Dataset records:
◇ ◇ ◇ ◇
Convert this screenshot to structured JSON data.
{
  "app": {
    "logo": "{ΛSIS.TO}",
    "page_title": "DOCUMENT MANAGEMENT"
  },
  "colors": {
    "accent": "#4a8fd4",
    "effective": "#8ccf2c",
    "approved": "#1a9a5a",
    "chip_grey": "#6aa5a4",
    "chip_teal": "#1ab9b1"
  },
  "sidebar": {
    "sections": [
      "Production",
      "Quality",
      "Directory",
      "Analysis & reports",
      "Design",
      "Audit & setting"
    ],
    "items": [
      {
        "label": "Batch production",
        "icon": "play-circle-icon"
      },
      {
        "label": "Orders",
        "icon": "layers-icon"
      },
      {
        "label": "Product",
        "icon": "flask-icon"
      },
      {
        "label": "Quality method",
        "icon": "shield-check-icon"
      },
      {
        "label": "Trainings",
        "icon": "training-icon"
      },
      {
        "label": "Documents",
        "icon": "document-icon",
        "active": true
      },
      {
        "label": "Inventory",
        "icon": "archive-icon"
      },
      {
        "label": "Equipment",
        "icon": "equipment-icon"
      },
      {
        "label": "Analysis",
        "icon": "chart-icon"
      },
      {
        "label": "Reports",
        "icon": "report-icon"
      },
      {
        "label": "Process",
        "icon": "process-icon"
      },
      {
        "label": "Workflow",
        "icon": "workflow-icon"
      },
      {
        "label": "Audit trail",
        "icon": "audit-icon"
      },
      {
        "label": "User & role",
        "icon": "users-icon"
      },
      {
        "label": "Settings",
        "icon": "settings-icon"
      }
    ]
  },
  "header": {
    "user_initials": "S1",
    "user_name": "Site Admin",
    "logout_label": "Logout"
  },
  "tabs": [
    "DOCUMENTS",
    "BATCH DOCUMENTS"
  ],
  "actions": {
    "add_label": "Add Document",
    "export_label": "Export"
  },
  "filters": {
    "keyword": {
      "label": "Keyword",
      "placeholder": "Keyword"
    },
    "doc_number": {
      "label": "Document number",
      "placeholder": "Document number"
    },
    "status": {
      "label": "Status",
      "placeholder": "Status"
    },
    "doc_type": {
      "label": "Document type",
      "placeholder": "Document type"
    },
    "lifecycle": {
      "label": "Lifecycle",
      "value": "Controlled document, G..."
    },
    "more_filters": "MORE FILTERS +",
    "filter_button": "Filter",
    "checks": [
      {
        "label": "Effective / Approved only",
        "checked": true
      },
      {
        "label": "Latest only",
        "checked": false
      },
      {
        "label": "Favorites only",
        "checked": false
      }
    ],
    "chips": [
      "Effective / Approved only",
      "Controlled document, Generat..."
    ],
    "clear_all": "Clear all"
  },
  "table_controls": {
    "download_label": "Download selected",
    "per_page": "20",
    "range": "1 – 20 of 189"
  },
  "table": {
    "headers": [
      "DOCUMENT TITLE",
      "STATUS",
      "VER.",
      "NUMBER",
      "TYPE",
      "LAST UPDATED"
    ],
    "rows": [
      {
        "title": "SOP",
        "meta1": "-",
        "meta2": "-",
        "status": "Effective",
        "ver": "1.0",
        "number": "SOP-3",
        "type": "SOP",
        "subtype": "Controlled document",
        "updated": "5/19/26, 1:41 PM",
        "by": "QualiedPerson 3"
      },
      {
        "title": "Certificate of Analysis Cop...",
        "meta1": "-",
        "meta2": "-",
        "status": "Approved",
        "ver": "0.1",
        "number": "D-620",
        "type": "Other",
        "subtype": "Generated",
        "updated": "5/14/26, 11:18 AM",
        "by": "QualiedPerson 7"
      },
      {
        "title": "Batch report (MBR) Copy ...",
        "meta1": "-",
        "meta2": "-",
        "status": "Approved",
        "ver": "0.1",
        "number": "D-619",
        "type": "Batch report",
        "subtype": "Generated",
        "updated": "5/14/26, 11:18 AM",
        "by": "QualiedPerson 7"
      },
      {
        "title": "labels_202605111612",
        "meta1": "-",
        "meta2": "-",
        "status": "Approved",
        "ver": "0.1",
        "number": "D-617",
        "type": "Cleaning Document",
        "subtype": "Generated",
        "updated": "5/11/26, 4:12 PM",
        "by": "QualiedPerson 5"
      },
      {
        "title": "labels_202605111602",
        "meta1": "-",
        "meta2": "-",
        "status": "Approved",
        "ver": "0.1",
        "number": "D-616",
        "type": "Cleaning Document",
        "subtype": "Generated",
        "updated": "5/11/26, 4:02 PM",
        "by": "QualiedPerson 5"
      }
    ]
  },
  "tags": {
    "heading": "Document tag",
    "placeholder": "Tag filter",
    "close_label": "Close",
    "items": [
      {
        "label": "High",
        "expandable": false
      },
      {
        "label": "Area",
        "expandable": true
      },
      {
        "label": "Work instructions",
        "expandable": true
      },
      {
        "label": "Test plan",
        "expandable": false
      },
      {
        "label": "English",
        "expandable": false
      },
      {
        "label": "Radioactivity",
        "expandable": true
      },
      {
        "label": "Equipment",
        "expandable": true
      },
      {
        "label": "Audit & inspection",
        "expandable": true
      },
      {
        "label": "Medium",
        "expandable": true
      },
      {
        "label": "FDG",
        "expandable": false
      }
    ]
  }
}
◇ ◇ ◇ ◇
WHAT THIS TASK INVOLVES: Copy the data above exactly. Every line must be included.

SOLUTION FOR THIS PROBLEM:
Convert this screenshot to structured JSON data.
{
  "app": {
    "logo": "{ΛSIS.TO}",
    "page_title": "DOCUMENT MANAGEMENT"
  },
  "colors": {
    "accent": "#4a8fd4",
    "effective": "#8ccf2c",
    "approved": "#1a9a5a",
    "chip_grey": "#6aa5a4",
    "chip_teal": "#1ab9b1"
  },
  "sidebar": {
    "sections": [
      "Production",
      "Quality",
      "Directory",
      "Analysis & reports",
      "Design",
      "Audit & setting"
    ],
    "items": [
      {
        "label": "Batch production",
        "icon": "play-circle-icon"
      },
      {
        "label": "Orders",
        "icon": "layers-icon"
      },
      {
        "label": "Product",
        "icon": "flask-icon"
      },
      {
        "label": "Quality method",
        "icon": "shield-check-icon"
      },
      {
        "label": "Trainings",
        "icon": "training-icon"
      },
      {
        "label": "Documents",
        "icon": "document-icon",
        "active": true
      },
      {
        "label": "Inventory",
        "icon": "archive-icon"
      },
      {
        "label": "Equipment",
        "icon": "equipment-icon"
      },
      {
        "label": "Analysis",
        "icon": "chart-icon"
      },
      {
        "label": "Reports",
        "icon": "report-icon"
      },
      {
        "label": "Process",
        "icon": "process-icon"
      },
      {
        "label": "Workflow",
        "icon": "workflow-icon"
      },
      {
        "label": "Audit trail",
        "icon": "audit-icon"
      },
      {
        "label": "User & role",
        "icon": "users-icon"
      },
      {
        "label": "Settings",
        "icon": "settings-icon"
      }
    ]
  },
  "header": {
    "user_initials": "S1",
    "user_name": "Site Admin",
    "logout_label": "Logout"
  },
  "tabs": [
    "DOCUMENTS",
    "BATCH DOCUMENTS"
  ],
  "actions": {
    "add_label": "Add Document",
    "export_label": "Export"
  },
  "filters": {
    "keyword": {
      "label": "Keyword",
      "placeholder": "Keyword"
    },
    "doc_number": {
      "label": "Document number",
      "placeholder": "Document number"
    },
    "status": {
      "label": "Status",
      "placeholder": "Status"
    },
    "doc_type": {
      "label": "Document type",
      "placeholder": "Document type"
    },
    "lifecycle": {
      "label": "Lifecycle",
      "value": "Controlled document, G..."
    },
    "more_filters": "MORE FILTERS +",
    "filter_button": "Filter",
    "checks": [
      {
        "label": "Effective / Approved only",
        "checked": true
      },
      {
        "label": "Latest only",
        "checked": false
      },
      {
        "label": "Favorites only",
        "checked": false
      }
    ],
    "chips": [
      "Effective / Approved only",
      "Controlled document, Generat..."
    ],
    "clear_all": "Clear all"
  },
  "table_controls": {
    "download_label": "Download selected",
    "per_page": "20",
    "range": "1 – 20 of 189"
  },
  "table": {
    "headers": [
      "DOCUMENT TITLE",
      "STATUS",
      "VER.",
      "NUMBER",
      "TYPE",
      "LAST UPDATED"
    ],
    "rows": [
      {
        "title": "SOP",
        "meta1": "-",
        "meta2": "-",
        "status": "Effective",
        "ver": "1.0",
        "number": "SOP-3",
        "type": "SOP",
        "subtype": "Controlled document",
        "updated": "5/19/26, 1:41 PM",
        "by": "QualiedPerson 3"
      },
      {
        "title": "Certificate of Analysis Cop...",
        "meta1": "-",
        "meta2": "-",
        "status": "Approved",
        "ver": "0.1",
        "number": "D-620",
        "type": "Other",
        "subtype": "Generated",
        "updated": "5/14/26, 11:18 AM",
        "by": "QualiedPerson 7"
      },
      {
        "title": "Batch report (MBR) Copy ...",
        "meta1": "-",
        "meta2": "-",
        "status": "Approved",
        "ver": "0.1",
        "number": "D-619",
        "type": "Batch report",
        "subtype": "Generated",
        "updated": "5/14/26, 11:18 AM",
        "by": "QualiedPerson 7"
      },
      {
        "title": "labels_202605111612",
        "meta1": "-",
        "meta2": "-",
        "status": "Approved",
        "ver": "0.1",
        "number": "D-617",
        "type": "Cleaning Document",
        "subtype": "Generated",
        "updated": "5/11/26, 4:12 PM",
        "by": "QualiedPerson 5"
      },
      {
        "title": "labels_202605111602",
        "meta1": "-",
        "meta2": "-",
        "status": "Approved",
        "ver": "0.1",
        "number": "D-616",
        "type": "Cleaning Document",
        "subtype": "Generated",
        "updated": "5/11/26, 4:02 PM",
        "by": "QualiedPerson 5"
      }
    ]
  },
  "tags": {
    "heading": "Document tag",
    "placeholder": "Tag filter",
    "close_label": "Close",
    "items": [
      {
        "label": "High",
        "expandable": false
      },
      {
        "label": "Area",
        "expandable": true
      },
      {
        "label": "Work instructions",
        "expandable": true
      },
      {
        "label": "Test plan",
        "expandable": false
      },
      {
        "label": "English",
        "expandable": false
      },
      {
        "label": "Radioactivity",
        "expandable": true
      },
      {
        "label": "Equipment",
        "expandable": true
      },
      {
        "label": "Audit & inspection",
        "expandable": true
      },
      {
        "label": "Medium",
        "expandable": true
      },
      {
        "label": "FDG",
        "expandable": false
      }
    ]
  }
}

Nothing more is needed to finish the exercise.